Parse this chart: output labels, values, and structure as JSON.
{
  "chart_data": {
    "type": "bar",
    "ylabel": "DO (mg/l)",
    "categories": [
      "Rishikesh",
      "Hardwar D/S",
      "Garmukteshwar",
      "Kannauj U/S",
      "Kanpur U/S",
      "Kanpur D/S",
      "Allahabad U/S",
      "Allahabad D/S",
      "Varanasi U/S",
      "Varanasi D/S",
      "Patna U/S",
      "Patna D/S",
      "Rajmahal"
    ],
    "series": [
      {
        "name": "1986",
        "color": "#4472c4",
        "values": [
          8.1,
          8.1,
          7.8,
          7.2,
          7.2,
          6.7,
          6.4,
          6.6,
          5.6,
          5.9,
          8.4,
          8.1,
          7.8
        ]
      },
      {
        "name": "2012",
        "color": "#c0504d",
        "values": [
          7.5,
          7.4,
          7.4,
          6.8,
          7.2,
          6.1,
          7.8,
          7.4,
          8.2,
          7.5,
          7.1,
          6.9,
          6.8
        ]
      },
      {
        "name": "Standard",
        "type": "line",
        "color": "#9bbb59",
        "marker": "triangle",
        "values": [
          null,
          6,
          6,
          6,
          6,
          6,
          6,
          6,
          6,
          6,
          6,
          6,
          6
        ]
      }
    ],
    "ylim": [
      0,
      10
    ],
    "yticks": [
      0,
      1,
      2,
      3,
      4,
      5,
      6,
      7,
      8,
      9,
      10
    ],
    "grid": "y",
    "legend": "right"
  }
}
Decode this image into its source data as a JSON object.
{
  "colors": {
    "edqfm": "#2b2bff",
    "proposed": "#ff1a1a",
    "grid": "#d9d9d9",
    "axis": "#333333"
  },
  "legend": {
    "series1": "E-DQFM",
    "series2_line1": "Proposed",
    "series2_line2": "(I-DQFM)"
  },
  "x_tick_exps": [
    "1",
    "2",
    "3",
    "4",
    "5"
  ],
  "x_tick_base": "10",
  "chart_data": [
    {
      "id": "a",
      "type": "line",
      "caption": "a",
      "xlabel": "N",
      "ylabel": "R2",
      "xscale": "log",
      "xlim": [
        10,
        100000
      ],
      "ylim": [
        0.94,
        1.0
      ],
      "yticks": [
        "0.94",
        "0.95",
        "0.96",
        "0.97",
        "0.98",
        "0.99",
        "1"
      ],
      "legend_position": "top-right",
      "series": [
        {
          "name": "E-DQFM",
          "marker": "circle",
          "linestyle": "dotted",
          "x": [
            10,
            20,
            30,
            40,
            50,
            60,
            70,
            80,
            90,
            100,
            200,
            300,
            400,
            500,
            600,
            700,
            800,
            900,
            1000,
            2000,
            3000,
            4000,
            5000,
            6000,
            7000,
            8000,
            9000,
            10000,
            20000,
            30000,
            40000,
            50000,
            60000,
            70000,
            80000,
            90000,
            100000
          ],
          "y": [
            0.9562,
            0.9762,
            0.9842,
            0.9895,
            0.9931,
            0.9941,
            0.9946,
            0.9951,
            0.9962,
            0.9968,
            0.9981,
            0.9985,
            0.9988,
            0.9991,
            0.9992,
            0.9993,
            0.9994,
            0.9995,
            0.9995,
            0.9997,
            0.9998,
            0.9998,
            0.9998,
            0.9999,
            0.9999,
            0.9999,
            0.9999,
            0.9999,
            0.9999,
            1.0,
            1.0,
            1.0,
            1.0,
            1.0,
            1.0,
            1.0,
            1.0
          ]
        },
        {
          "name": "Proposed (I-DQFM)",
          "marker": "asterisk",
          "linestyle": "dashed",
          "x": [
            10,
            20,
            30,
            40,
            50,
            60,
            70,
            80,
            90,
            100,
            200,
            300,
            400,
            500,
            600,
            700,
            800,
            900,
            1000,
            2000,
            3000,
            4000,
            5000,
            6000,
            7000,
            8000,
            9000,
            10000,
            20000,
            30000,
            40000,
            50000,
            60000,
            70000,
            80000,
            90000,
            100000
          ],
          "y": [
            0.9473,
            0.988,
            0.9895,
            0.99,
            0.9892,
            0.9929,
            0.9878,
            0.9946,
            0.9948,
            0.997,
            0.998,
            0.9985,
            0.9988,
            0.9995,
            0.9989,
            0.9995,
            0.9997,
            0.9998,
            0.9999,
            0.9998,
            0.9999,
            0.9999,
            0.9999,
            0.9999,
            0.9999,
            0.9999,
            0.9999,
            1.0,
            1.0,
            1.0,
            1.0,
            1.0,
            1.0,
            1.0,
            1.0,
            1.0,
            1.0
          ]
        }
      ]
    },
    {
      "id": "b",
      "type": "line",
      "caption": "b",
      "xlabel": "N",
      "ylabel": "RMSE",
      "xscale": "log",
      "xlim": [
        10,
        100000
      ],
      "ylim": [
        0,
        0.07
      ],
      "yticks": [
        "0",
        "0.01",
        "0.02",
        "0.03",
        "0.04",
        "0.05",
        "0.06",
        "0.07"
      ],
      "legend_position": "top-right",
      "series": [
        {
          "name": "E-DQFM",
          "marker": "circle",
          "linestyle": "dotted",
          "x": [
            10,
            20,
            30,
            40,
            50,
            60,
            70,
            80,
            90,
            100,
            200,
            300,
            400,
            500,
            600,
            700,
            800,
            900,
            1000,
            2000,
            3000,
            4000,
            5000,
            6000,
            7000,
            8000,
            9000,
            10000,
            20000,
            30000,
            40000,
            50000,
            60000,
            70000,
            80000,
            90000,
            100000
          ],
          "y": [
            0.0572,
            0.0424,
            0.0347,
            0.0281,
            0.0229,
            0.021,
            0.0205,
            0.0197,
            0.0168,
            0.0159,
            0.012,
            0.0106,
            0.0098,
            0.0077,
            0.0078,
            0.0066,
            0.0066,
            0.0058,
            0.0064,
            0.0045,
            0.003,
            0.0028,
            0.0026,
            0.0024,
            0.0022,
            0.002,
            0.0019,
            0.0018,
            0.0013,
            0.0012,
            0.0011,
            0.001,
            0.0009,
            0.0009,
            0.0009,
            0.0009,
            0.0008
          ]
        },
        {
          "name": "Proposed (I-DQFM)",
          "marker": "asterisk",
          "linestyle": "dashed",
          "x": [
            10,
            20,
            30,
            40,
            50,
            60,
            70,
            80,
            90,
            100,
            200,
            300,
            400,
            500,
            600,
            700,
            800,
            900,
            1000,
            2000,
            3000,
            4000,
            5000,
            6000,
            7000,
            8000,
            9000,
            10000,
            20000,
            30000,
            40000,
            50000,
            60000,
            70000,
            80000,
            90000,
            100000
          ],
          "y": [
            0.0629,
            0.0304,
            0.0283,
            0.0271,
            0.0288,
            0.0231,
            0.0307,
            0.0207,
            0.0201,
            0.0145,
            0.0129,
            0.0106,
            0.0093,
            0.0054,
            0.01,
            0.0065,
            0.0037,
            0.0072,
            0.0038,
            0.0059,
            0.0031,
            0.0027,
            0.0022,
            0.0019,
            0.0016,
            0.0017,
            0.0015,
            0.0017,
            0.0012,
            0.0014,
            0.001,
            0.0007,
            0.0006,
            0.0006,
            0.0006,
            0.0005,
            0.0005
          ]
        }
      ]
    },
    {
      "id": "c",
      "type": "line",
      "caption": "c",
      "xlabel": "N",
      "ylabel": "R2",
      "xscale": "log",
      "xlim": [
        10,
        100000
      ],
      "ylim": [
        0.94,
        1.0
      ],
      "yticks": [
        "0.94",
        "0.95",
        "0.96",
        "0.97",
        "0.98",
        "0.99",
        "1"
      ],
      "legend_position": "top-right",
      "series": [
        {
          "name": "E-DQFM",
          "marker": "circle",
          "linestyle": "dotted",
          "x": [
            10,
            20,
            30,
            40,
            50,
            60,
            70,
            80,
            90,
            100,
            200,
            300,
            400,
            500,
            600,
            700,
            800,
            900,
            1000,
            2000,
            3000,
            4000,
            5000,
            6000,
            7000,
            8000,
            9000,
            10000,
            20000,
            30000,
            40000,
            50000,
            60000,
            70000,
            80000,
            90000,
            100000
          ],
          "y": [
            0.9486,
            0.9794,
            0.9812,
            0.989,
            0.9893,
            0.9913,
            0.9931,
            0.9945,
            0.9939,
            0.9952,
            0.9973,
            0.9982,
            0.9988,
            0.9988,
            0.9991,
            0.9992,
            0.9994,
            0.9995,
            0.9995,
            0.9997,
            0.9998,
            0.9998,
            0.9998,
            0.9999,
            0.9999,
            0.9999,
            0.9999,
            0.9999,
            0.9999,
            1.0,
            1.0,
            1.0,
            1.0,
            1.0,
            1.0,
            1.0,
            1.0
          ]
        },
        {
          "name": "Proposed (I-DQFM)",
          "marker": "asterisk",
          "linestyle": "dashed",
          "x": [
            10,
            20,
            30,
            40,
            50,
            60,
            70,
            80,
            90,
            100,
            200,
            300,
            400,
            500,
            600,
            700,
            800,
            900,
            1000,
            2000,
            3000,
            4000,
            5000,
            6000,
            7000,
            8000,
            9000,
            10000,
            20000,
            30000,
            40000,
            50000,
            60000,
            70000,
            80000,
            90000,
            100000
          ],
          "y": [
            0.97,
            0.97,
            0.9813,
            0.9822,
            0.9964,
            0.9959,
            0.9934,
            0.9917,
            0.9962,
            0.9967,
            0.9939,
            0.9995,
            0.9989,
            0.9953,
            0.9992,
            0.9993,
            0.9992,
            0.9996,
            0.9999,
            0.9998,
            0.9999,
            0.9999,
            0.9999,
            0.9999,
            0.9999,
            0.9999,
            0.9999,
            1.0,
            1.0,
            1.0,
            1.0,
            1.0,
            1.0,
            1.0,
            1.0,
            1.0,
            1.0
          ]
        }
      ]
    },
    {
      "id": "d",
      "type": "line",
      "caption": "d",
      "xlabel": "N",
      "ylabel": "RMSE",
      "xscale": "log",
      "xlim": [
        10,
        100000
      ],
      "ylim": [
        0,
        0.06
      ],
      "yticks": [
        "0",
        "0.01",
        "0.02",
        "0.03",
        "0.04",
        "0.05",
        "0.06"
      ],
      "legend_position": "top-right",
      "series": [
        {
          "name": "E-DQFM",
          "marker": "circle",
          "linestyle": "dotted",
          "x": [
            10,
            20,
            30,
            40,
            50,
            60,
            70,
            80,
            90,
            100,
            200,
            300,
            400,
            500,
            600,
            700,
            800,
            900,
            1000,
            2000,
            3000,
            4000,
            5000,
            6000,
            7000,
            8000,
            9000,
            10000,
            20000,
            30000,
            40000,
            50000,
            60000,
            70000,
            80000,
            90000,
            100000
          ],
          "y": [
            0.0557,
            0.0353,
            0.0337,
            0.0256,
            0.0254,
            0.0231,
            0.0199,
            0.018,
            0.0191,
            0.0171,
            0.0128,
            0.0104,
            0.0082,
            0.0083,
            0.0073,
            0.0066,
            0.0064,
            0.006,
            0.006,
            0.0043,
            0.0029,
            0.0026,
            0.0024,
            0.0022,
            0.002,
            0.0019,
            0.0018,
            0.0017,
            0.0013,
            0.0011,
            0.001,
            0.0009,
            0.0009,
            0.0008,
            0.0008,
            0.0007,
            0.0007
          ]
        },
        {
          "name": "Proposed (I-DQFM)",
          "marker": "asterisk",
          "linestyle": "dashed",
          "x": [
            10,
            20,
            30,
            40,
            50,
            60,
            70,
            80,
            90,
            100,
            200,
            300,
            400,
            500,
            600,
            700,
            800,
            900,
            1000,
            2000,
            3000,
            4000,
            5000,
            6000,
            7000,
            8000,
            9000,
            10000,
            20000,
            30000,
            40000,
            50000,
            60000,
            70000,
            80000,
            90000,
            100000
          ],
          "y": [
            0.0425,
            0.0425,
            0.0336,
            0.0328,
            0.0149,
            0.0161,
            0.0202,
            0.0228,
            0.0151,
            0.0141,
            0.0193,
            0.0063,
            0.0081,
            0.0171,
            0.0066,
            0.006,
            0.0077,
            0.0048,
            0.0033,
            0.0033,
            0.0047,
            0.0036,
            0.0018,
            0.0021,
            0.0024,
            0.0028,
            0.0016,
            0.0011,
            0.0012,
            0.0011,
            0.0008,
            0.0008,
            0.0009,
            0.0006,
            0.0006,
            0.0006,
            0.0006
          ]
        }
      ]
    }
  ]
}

========

=== Aim of the task ===
Identify the lines of the entries containing the string "caption". Copy each such line.

=== Solution ===
      "caption": "a",
      "caption": "b",
      "caption": "c",
      "caption": "d",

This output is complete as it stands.